**Problem to solve**
Substitute "node" for every "vertex" in the material below and leave everything else unchanged. Omit the pictures from your answer.

**Record extracts**
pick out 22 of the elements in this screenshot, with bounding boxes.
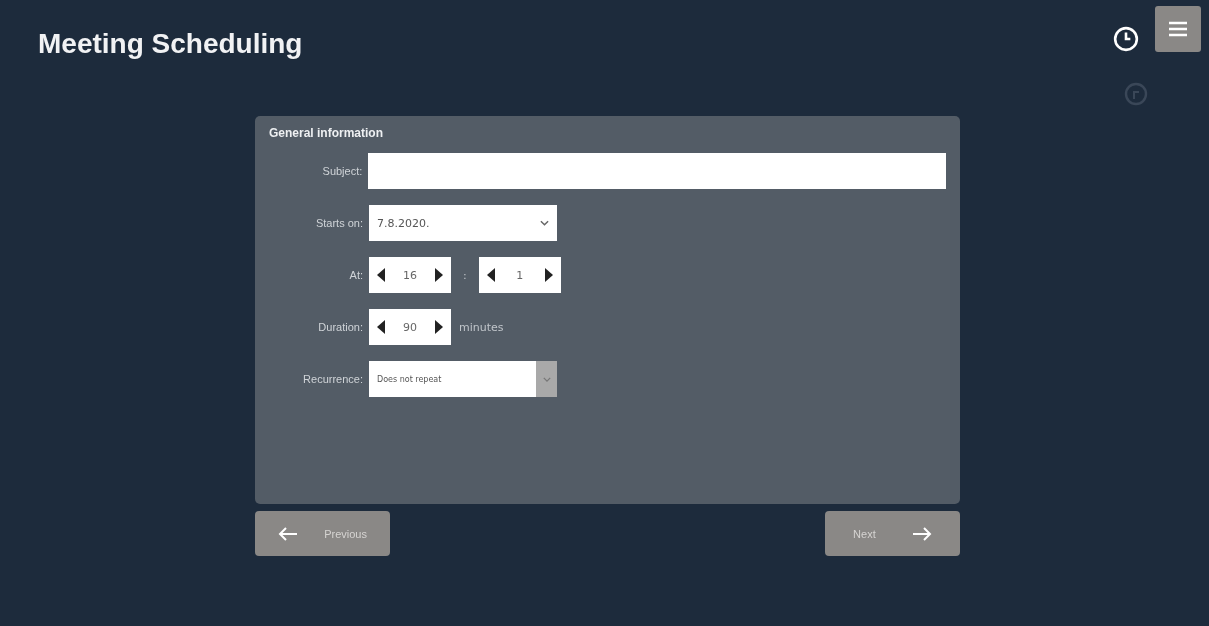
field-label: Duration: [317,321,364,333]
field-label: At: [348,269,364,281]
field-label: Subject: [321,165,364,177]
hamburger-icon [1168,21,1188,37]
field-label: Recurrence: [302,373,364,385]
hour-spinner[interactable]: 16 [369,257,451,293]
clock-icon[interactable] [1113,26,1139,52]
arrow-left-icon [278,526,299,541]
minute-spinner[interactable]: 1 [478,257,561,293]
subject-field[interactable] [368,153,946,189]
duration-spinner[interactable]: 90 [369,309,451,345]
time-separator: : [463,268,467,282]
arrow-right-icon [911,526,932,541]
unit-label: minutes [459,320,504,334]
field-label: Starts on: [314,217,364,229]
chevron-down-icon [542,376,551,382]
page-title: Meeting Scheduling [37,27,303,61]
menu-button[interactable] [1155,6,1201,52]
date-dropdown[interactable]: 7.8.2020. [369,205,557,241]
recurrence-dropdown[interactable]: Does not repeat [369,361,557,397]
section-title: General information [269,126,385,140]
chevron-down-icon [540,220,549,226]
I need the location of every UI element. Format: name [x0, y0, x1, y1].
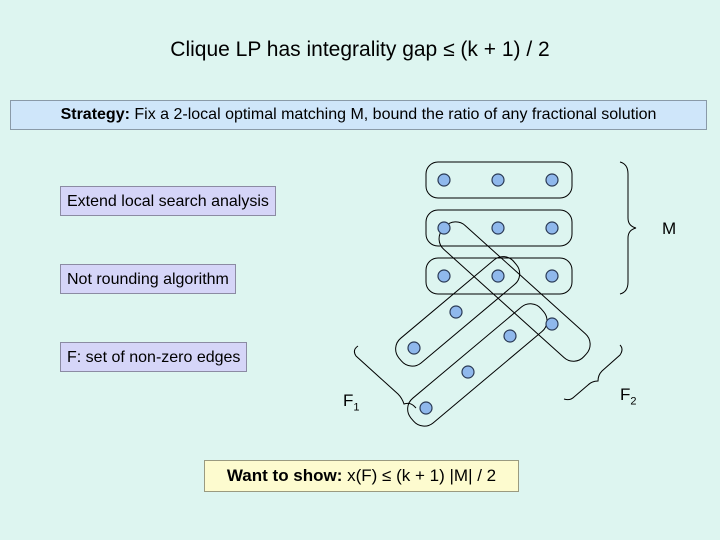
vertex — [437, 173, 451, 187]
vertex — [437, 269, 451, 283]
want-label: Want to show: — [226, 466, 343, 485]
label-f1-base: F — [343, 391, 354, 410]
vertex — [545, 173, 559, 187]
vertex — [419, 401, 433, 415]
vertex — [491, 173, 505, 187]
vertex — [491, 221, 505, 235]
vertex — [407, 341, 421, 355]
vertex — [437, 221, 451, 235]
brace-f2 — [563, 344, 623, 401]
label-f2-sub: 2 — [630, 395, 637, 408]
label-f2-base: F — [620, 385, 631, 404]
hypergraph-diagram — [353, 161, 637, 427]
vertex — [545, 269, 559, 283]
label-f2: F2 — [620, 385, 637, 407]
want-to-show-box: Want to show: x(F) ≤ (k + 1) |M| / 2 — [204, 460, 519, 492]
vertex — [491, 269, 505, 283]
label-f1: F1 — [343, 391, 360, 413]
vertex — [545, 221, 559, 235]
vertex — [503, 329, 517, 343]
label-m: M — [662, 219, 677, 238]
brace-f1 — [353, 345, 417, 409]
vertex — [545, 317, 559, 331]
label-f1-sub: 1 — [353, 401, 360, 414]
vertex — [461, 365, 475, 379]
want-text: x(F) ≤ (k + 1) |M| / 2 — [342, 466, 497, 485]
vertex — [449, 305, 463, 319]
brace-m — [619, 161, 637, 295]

**Written reply**
pick out 22 of the elements in this screenshot, with bounding boxes.
field-label: Duration: [317,321,364,333]
field-label: At: [348,269,364,281]
field-label: Subject: [321,165,364,177]
hamburger-icon [1168,21,1188,37]
field-label: Recurrence: [302,373,364,385]
hour-spinner[interactable]: 16 [369,257,451,293]
clock-icon[interactable] [1113,26,1139,52]
arrow-left-icon [278,526,299,541]
minute-spinner[interactable]: 1 [478,257,561,293]
subject-field[interactable] [368,153,946,189]
duration-spinner[interactable]: 90 [369,309,451,345]
time-separator: : [463,268,467,282]
arrow-right-icon [911,526,932,541]
unit-label: minutes [459,320,504,334]
field-label: Starts on: [314,217,364,229]
chevron-down-icon [542,376,551,382]
page-title: Meeting Scheduling [37,27,303,61]
menu-button[interactable] [1155,6,1201,52]
date-dropdown[interactable]: 7.8.2020. [369,205,557,241]
recurrence-dropdown[interactable]: Does not repeat [369,361,557,397]
section-title: General information [269,126,385,140]
chevron-down-icon [540,220,549,226]
I need the location of every UI element. Format: name [x0, y0, x1, y1].
node — [437, 173, 451, 187]
node — [437, 269, 451, 283]
want-label: Want to show: — [226, 466, 343, 485]
label-f1-base: F — [343, 391, 354, 410]
node — [545, 173, 559, 187]
node — [419, 401, 433, 415]
node — [491, 173, 505, 187]
node — [491, 221, 505, 235]
node — [407, 341, 421, 355]
node — [437, 221, 451, 235]
brace-f2 — [563, 344, 623, 401]
label-f2-sub: 2 — [630, 395, 637, 408]
label-f2-base: F — [620, 385, 631, 404]
hypergraph-diagram — [353, 161, 637, 427]
node — [545, 269, 559, 283]
label-f2: F2 — [620, 385, 637, 407]
want-to-show-box: Want to show: x(F) ≤ (k + 1) |M| / 2 — [204, 460, 519, 492]
node — [491, 269, 505, 283]
label-f1: F1 — [343, 391, 360, 413]
node — [545, 221, 559, 235]
node — [503, 329, 517, 343]
label-m: M — [662, 219, 677, 238]
brace-f1 — [353, 345, 417, 409]
node — [545, 317, 559, 331]
label-f1-sub: 1 — [353, 401, 360, 414]
node — [461, 365, 475, 379]
want-text: x(F) ≤ (k + 1) |M| / 2 — [342, 466, 497, 485]
node — [449, 305, 463, 319]
brace-m — [619, 161, 637, 295]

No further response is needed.